(Beginning of Records for this task)

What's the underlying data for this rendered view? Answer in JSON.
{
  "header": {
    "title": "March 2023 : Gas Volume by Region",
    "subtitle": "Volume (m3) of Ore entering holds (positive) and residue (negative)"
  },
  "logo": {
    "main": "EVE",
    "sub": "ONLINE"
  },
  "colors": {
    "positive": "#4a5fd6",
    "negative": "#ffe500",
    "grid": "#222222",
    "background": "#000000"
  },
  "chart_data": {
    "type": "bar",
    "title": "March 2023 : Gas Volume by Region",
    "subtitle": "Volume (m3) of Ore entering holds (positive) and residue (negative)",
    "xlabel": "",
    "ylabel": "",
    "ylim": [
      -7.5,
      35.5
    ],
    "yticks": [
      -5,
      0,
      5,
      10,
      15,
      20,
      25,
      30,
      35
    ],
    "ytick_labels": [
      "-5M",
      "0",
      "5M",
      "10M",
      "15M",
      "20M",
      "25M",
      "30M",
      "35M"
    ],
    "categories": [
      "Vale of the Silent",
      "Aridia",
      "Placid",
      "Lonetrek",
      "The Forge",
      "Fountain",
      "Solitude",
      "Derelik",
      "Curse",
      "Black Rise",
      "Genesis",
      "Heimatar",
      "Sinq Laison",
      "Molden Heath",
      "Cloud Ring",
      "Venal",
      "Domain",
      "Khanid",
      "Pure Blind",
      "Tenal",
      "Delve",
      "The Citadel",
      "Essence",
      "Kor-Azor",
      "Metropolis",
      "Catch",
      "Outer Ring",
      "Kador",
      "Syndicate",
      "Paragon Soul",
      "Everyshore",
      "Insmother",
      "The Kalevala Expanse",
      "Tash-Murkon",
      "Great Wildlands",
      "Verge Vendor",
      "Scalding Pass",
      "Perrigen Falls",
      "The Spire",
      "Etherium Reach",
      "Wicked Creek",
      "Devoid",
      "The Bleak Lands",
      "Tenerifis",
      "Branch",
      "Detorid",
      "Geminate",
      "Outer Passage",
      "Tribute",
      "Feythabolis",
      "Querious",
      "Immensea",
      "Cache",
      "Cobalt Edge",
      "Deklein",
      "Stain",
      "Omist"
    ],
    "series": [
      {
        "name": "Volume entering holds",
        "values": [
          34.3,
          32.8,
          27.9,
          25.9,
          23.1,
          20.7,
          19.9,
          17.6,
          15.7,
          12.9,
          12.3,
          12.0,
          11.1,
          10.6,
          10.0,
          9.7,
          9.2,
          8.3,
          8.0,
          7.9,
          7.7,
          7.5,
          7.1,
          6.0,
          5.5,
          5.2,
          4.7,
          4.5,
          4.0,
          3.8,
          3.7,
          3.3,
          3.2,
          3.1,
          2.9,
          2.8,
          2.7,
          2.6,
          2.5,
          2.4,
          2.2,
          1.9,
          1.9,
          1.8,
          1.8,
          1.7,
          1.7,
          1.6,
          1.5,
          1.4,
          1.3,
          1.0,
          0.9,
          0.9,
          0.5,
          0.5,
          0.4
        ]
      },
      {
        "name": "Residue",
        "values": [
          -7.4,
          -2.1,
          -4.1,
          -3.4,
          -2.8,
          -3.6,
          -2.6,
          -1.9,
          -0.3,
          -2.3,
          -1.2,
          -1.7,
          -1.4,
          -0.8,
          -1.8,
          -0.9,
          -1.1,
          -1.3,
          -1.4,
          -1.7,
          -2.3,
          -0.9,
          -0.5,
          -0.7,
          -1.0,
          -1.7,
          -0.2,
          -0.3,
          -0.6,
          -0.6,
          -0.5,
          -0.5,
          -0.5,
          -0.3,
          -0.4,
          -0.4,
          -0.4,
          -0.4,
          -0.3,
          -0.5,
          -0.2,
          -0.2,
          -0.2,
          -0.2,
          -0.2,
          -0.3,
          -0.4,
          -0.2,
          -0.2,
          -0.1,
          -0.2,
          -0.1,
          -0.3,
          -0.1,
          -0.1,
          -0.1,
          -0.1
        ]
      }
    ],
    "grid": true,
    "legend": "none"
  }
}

(End of Records for this task)

▸ Problem details: The records shown above are to be retyped exactly, with none omitted.

▸ Reply:
What's the underlying data for this rendered view? Answer in JSON.
{
  "header": {
    "title": "March 2023 : Gas Volume by Region",
    "subtitle": "Volume (m3) of Ore entering holds (positive) and residue (negative)"
  },
  "logo": {
    "main": "EVE",
    "sub": "ONLINE"
  },
  "colors": {
    "positive": "#4a5fd6",
    "negative": "#ffe500",
    "grid": "#222222",
    "background": "#000000"
  },
  "chart_data": {
    "type": "bar",
    "title": "March 2023 : Gas Volume by Region",
    "subtitle": "Volume (m3) of Ore entering holds (positive) and residue (negative)",
    "xlabel": "",
    "ylabel": "",
    "ylim": [
      -7.5,
      35.5
    ],
    "yticks": [
      -5,
      0,
      5,
      10,
      15,
      20,
      25,
      30,
      35
    ],
    "ytick_labels": [
      "-5M",
      "0",
      "5M",
      "10M",
      "15M",
      "20M",
      "25M",
      "30M",
      "35M"
    ],
    "categories": [
      "Vale of the Silent",
      "Aridia",
      "Placid",
      "Lonetrek",
      "The Forge",
      "Fountain",
      "Solitude",
      "Derelik",
      "Curse",
      "Black Rise",
      "Genesis",
      "Heimatar",
      "Sinq Laison",
      "Molden Heath",
      "Cloud Ring",
      "Venal",
      "Domain",
      "Khanid",
      "Pure Blind",
      "Tenal",
      "Delve",
      "The Citadel",
      "Essence",
      "Kor-Azor",
      "Metropolis",
      "Catch",
      "Outer Ring",
      "Kador",
      "Syndicate",
      "Paragon Soul",
      "Everyshore",
      "Insmother",
      "The Kalevala Expanse",
      "Tash-Murkon",
      "Great Wildlands",
      "Verge Vendor",
      "Scalding Pass",
      "Perrigen Falls",
      "The Spire",
      "Etherium Reach",
      "Wicked Creek",
      "Devoid",
      "The Bleak Lands",
      "Tenerifis",
      "Branch",
      "Detorid",
      "Geminate",
      "Outer Passage",
      "Tribute",
      "Feythabolis",
      "Querious",
      "Immensea",
      "Cache",
      "Cobalt Edge",
      "Deklein",
      "Stain",
      "Omist"
    ],
    "series": [
      {
        "name": "Volume entering holds",
        "values": [
          34.3,
          32.8,
          27.9,
          25.9,
          23.1,
          20.7,
          19.9,
          17.6,
          15.7,
          12.9,
          12.3,
          12.0,
          11.1,
          10.6,
          10.0,
          9.7,
          9.2,
          8.3,
          8.0,
          7.9,
          7.7,
          7.5,
          7.1,
          6.0,
          5.5,
          5.2,
          4.7,
          4.5,
          4.0,
          3.8,
          3.7,
          3.3,
          3.2,
          3.1,
          2.9,
          2.8,
          2.7,
          2.6,
          2.5,
          2.4,
          2.2,
          1.9,
          1.9,
          1.8,
          1.8,
          1.7,
          1.7,
          1.6,
          1.5,
          1.4,
          1.3,
          1.0,
          0.9,
          0.9,
          0.5,
          0.5,
          0.4
        ]
      },
      {
        "name": "Residue",
        "values": [
          -7.4,
          -2.1,
          -4.1,
          -3.4,
          -2.8,
          -3.6,
          -2.6,
          -1.9,
          -0.3,
          -2.3,
          -1.2,
          -1.7,
          -1.4,
          -0.8,
          -1.8,
          -0.9,
          -1.1,
          -1.3,
          -1.4,
          -1.7,
          -2.3,
          -0.9,
          -0.5,
          -0.7,
          -1.0,
          -1.7,
          -0.2,
          -0.3,
          -0.6,
          -0.6,
          -0.5,
          -0.5,
          -0.5,
          -0.3,
          -0.4,
          -0.4,
          -0.4,
          -0.4,
          -0.3,
          -0.5,
          -0.2,
          -0.2,
          -0.2,
          -0.2,
          -0.2,
          -0.3,
          -0.4,
          -0.2,
          -0.2,
          -0.1,
          -0.2,
          -0.1,
          -0.3,
          -0.1,
          -0.1,
          -0.1,
          -0.1
        ]
      }
    ],
    "grid": true,
    "legend": "none"
  }
}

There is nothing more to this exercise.